** Start of DATA LINES **
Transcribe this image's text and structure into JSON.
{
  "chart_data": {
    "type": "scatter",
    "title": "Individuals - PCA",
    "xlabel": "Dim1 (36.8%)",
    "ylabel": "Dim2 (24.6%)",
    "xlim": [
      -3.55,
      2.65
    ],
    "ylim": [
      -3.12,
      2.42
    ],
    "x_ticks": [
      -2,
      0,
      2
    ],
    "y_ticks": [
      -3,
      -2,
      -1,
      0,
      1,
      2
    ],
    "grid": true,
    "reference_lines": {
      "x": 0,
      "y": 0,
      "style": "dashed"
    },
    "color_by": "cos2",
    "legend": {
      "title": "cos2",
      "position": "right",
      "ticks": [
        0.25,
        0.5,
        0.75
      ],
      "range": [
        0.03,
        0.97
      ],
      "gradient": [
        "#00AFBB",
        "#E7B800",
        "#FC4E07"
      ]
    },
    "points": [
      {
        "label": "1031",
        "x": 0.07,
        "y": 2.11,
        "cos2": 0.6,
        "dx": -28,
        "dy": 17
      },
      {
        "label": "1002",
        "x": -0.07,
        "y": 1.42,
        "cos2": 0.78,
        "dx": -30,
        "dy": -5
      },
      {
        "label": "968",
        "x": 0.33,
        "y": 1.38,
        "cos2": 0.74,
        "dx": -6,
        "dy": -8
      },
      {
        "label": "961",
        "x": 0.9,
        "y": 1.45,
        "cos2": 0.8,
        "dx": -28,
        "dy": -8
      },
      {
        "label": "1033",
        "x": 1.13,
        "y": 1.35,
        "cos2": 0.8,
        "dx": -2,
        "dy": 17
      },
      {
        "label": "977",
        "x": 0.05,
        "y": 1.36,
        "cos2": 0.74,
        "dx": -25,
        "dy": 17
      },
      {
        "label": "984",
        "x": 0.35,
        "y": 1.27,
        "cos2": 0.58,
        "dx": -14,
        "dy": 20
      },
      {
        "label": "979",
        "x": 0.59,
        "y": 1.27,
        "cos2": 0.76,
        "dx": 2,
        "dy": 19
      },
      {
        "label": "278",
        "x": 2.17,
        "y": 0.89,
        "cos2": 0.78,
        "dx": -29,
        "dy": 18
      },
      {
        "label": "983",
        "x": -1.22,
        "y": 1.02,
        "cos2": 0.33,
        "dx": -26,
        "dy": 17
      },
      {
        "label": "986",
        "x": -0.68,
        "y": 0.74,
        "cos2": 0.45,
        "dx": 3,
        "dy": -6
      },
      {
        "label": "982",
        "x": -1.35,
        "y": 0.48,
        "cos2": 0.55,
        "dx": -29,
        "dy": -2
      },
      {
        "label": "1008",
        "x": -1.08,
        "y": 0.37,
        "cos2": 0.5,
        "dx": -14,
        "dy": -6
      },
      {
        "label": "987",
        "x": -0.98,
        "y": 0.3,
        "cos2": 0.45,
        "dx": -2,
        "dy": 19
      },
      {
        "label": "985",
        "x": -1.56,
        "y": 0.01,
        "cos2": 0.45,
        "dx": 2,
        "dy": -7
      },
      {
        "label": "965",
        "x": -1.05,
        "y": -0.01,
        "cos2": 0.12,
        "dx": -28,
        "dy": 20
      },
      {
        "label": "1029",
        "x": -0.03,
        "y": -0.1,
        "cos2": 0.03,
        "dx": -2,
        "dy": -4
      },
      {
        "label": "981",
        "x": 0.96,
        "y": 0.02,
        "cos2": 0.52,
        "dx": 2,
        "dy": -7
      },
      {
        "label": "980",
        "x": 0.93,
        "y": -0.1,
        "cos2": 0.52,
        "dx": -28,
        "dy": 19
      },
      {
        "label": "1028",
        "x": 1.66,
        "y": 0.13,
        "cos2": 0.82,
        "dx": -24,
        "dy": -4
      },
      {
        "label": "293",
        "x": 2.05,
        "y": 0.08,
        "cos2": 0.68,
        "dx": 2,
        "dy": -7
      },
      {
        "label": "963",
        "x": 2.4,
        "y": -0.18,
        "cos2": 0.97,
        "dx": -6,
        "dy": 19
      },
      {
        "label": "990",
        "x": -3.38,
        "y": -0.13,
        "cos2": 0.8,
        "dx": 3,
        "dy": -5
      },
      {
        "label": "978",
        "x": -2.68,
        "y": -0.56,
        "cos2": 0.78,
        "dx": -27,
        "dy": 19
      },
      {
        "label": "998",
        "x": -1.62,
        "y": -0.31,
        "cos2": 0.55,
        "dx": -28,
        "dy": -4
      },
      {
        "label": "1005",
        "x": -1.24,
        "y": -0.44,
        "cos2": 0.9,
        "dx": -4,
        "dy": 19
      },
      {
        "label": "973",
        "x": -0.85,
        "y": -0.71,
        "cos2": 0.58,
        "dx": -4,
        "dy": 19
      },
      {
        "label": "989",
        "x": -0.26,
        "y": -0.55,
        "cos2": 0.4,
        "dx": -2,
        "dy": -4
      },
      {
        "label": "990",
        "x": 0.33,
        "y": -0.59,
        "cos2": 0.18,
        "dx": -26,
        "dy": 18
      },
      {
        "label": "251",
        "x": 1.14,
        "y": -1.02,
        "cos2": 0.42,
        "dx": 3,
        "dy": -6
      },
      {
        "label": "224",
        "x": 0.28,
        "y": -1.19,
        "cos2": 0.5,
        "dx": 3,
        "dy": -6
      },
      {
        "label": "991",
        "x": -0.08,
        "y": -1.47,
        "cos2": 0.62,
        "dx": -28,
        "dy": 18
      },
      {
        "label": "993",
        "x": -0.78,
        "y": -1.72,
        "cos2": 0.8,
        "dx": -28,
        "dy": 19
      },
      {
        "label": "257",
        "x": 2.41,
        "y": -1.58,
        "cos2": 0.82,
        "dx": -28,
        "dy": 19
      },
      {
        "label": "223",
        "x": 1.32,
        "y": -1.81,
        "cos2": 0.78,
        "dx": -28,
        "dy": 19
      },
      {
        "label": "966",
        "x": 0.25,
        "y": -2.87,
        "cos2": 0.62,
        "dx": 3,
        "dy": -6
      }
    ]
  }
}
** End of DATA LINES **
SHORT PROBLEM =>
Retype the material in full, character for character.

ANSWER TO THE PROBLEM =>
Transcribe this image's text and structure into JSON.
{
  "chart_data": {
    "type": "scatter",
    "title": "Individuals - PCA",
    "xlabel": "Dim1 (36.8%)",
    "ylabel": "Dim2 (24.6%)",
    "xlim": [
      -3.55,
      2.65
    ],
    "ylim": [
      -3.12,
      2.42
    ],
    "x_ticks": [
      -2,
      0,
      2
    ],
    "y_ticks": [
      -3,
      -2,
      -1,
      0,
      1,
      2
    ],
    "grid": true,
    "reference_lines": {
      "x": 0,
      "y": 0,
      "style": "dashed"
    },
    "color_by": "cos2",
    "legend": {
      "title": "cos2",
      "position": "right",
      "ticks": [
        0.25,
        0.5,
        0.75
      ],
      "range": [
        0.03,
        0.97
      ],
      "gradient": [
        "#00AFBB",
        "#E7B800",
        "#FC4E07"
      ]
    },
    "points": [
      {
        "label": "1031",
        "x": 0.07,
        "y": 2.11,
        "cos2": 0.6,
        "dx": -28,
        "dy": 17
      },
      {
        "label": "1002",
        "x": -0.07,
        "y": 1.42,
        "cos2": 0.78,
        "dx": -30,
        "dy": -5
      },
      {
        "label": "968",
        "x": 0.33,
        "y": 1.38,
        "cos2": 0.74,
        "dx": -6,
        "dy": -8
      },
      {
        "label": "961",
        "x": 0.9,
        "y": 1.45,
        "cos2": 0.8,
        "dx": -28,
        "dy": -8
      },
      {
        "label": "1033",
        "x": 1.13,
        "y": 1.35,
        "cos2": 0.8,
        "dx": -2,
        "dy": 17
      },
      {
        "label": "977",
        "x": 0.05,
        "y": 1.36,
        "cos2": 0.74,
        "dx": -25,
        "dy": 17
      },
      {
        "label": "984",
        "x": 0.35,
        "y": 1.27,
        "cos2": 0.58,
        "dx": -14,
        "dy": 20
      },
      {
        "label": "979",
        "x": 0.59,
        "y": 1.27,
        "cos2": 0.76,
        "dx": 2,
        "dy": 19
      },
      {
        "label": "278",
        "x": 2.17,
        "y": 0.89,
        "cos2": 0.78,
        "dx": -29,
        "dy": 18
      },
      {
        "label": "983",
        "x": -1.22,
        "y": 1.02,
        "cos2": 0.33,
        "dx": -26,
        "dy": 17
      },
      {
        "label": "986",
        "x": -0.68,
        "y": 0.74,
        "cos2": 0.45,
        "dx": 3,
        "dy": -6
      },
      {
        "label": "982",
        "x": -1.35,
        "y": 0.48,
        "cos2": 0.55,
        "dx": -29,
        "dy": -2
      },
      {
        "label": "1008",
        "x": -1.08,
        "y": 0.37,
        "cos2": 0.5,
        "dx": -14,
        "dy": -6
      },
      {
        "label": "987",
        "x": -0.98,
        "y": 0.3,
        "cos2": 0.45,
        "dx": -2,
        "dy": 19
      },
      {
        "label": "985",
        "x": -1.56,
        "y": 0.01,
        "cos2": 0.45,
        "dx": 2,
        "dy": -7
      },
      {
        "label": "965",
        "x": -1.05,
        "y": -0.01,
        "cos2": 0.12,
        "dx": -28,
        "dy": 20
      },
      {
        "label": "1029",
        "x": -0.03,
        "y": -0.1,
        "cos2": 0.03,
        "dx": -2,
        "dy": -4
      },
      {
        "label": "981",
        "x": 0.96,
        "y": 0.02,
        "cos2": 0.52,
        "dx": 2,
        "dy": -7
      },
      {
        "label": "980",
        "x": 0.93,
        "y": -0.1,
        "cos2": 0.52,
        "dx": -28,
        "dy": 19
      },
      {
        "label": "1028",
        "x": 1.66,
        "y": 0.13,
        "cos2": 0.82,
        "dx": -24,
        "dy": -4
      },
      {
        "label": "293",
        "x": 2.05,
        "y": 0.08,
        "cos2": 0.68,
        "dx": 2,
        "dy": -7
      },
      {
        "label": "963",
        "x": 2.4,
        "y": -0.18,
        "cos2": 0.97,
        "dx": -6,
        "dy": 19
      },
      {
        "label": "990",
        "x": -3.38,
        "y": -0.13,
        "cos2": 0.8,
        "dx": 3,
        "dy": -5
      },
      {
        "label": "978",
        "x": -2.68,
        "y": -0.56,
        "cos2": 0.78,
        "dx": -27,
        "dy": 19
      },
      {
        "label": "998",
        "x": -1.62,
        "y": -0.31,
        "cos2": 0.55,
        "dx": -28,
        "dy": -4
      },
      {
        "label": "1005",
        "x": -1.24,
        "y": -0.44,
        "cos2": 0.9,
        "dx": -4,
        "dy": 19
      },
      {
        "label": "973",
        "x": -0.85,
        "y": -0.71,
        "cos2": 0.58,
        "dx": -4,
        "dy": 19
      },
      {
        "label": "989",
        "x": -0.26,
        "y": -0.55,
        "cos2": 0.4,
        "dx": -2,
        "dy": -4
      },
      {
        "label": "990",
        "x": 0.33,
        "y": -0.59,
        "cos2": 0.18,
        "dx": -26,
        "dy": 18
      },
      {
        "label": "251",
        "x": 1.14,
        "y": -1.02,
        "cos2": 0.42,
        "dx": 3,
        "dy": -6
      },
      {
        "label": "224",
        "x": 0.28,
        "y": -1.19,
        "cos2": 0.5,
        "dx": 3,
        "dy": -6
      },
      {
        "label": "991",
        "x": -0.08,
        "y": -1.47,
        "cos2": 0.62,
        "dx": -28,
        "dy": 18
      },
      {
        "label": "993",
        "x": -0.78,
        "y": -1.72,
        "cos2": 0.8,
        "dx": -28,
        "dy": 19
      },
      {
        "label": "257",
        "x": 2.41,
        "y": -1.58,
        "cos2": 0.82,
        "dx": -28,
        "dy": 19
      },
      {
        "label": "223",
        "x": 1.32,
        "y": -1.81,
        "cos2": 0.78,
        "dx": -28,
        "dy": 19
      },
      {
        "label": "966",
        "x": 0.25,
        "y": -2.87,
        "cos2": 0.62,
        "dx": 3,
        "dy": -6
      }
    ]
  }
}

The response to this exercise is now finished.